SELECTED EXTRACT =
--- BEGIN ---

Voasa figures indicate that traditional beach, berg and bush holiday destinations remain the most popular. Due to the favourable climate, particularly on the east coast, timeshare beach properties are running at year-round occupancies in the 90% range, with bush and berg occupancies close behind. However, the association has noted a change in the travel patterns of timeshare owners.
“There is a notable decrease in the number of annual week-long vacations with a preference for taking more frequent, shorter vacations. The dip in the economy has also led to a preference for destinations closer to home.” Settling into 2019, timeshare sales “remain positive”, partly attributed to steady growth in the timeshare rental market.
Stats SA’s report states that total income for the tourist accommodation industry decreased by 3.7% in January 2019 compared with January 2018, while income from accommodation decreased by 3.7% year-on-year in January 2019. This was a result of a 2.4% decrease in the number of stay unit nights sold and a 1.4% decrease in the average income per stay unit night sold.
Cape Town has been selected as one of 15 top global destinations to be chosen as ideal subjects for a case study by the United Nations World Tourism Organisation (UNWTO) and the World Tourism Cities Federation (WTCF).
This accolade, says Enver Duminy, chief executive of Cape Town Tourism, demonstrates the city’s global status and potential to influence world travel according to its popularity and practices in operating under sustainable tourism conditions.
Duminy says Cape Town, which contributes about 11% to South Africa’s GDP, has a bustling tourism sector. In addition to having the third-busiest airport in Africa, it offers almost 4 000 tourism enterprises, including 2 742 different types of guest accommodation.
Duminy says the most recent comprehensive study on the tourism economy carried out by Grant Thornton (2015) pegged tourism as bringing in an estimated R15 billion for the Mother City, showcasing the industry as a major contributor to Cape Town’s economy.
“Cape Town tourism also contributes about 10% to the Western Cape’s GDP, through its unparalleled big attractions.” He says Cape Town has been voted best host city in the world for events and festivals.

--- END ---

Summarize the passage on South African tourism in three sentences. The data after this point is separate from the passage on South African tourism.

GIVEN DATA =
--- BEGIN ---

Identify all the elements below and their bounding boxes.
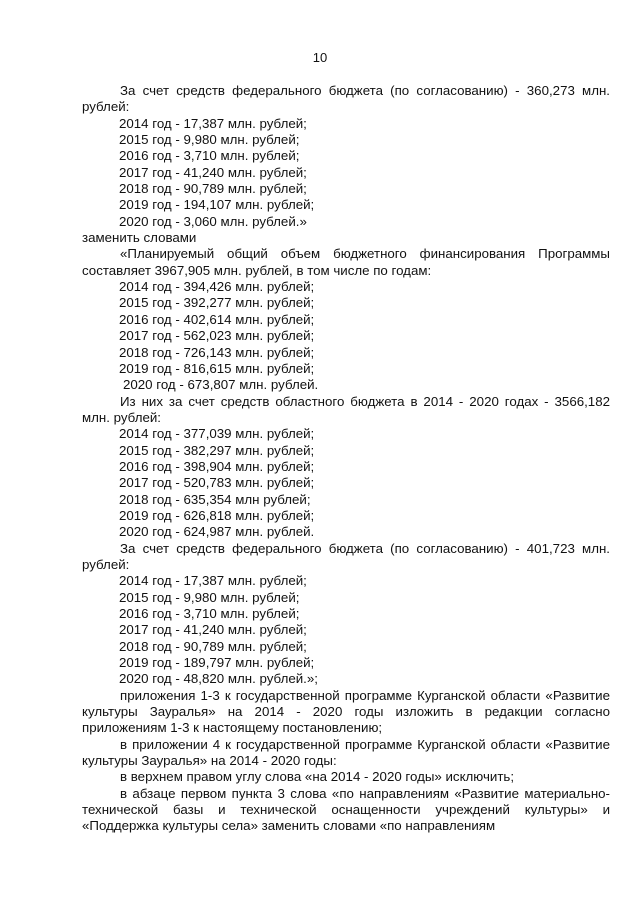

--- END ---

RESULT BELOW =
Voasa figures show that beach, berg and bush destinations remain the most popular, with timeshare beach properties at year-round occupancies in the 90% range, but owners are shifting toward shorter, more frequent vacations closer to home. Stats SA reported that total income for the tourist accommodation industry fell by 3.7% in January 2019 compared with January 2018, because fewer stay unit nights were sold and average income per stay unit night dropped. Cape Town was selected by the UNWTO and the WTCF as one of 15 top global destinations for a case study, and a 2015 Grant Thornton study estimated that tourism brings in about R15 billion for the city.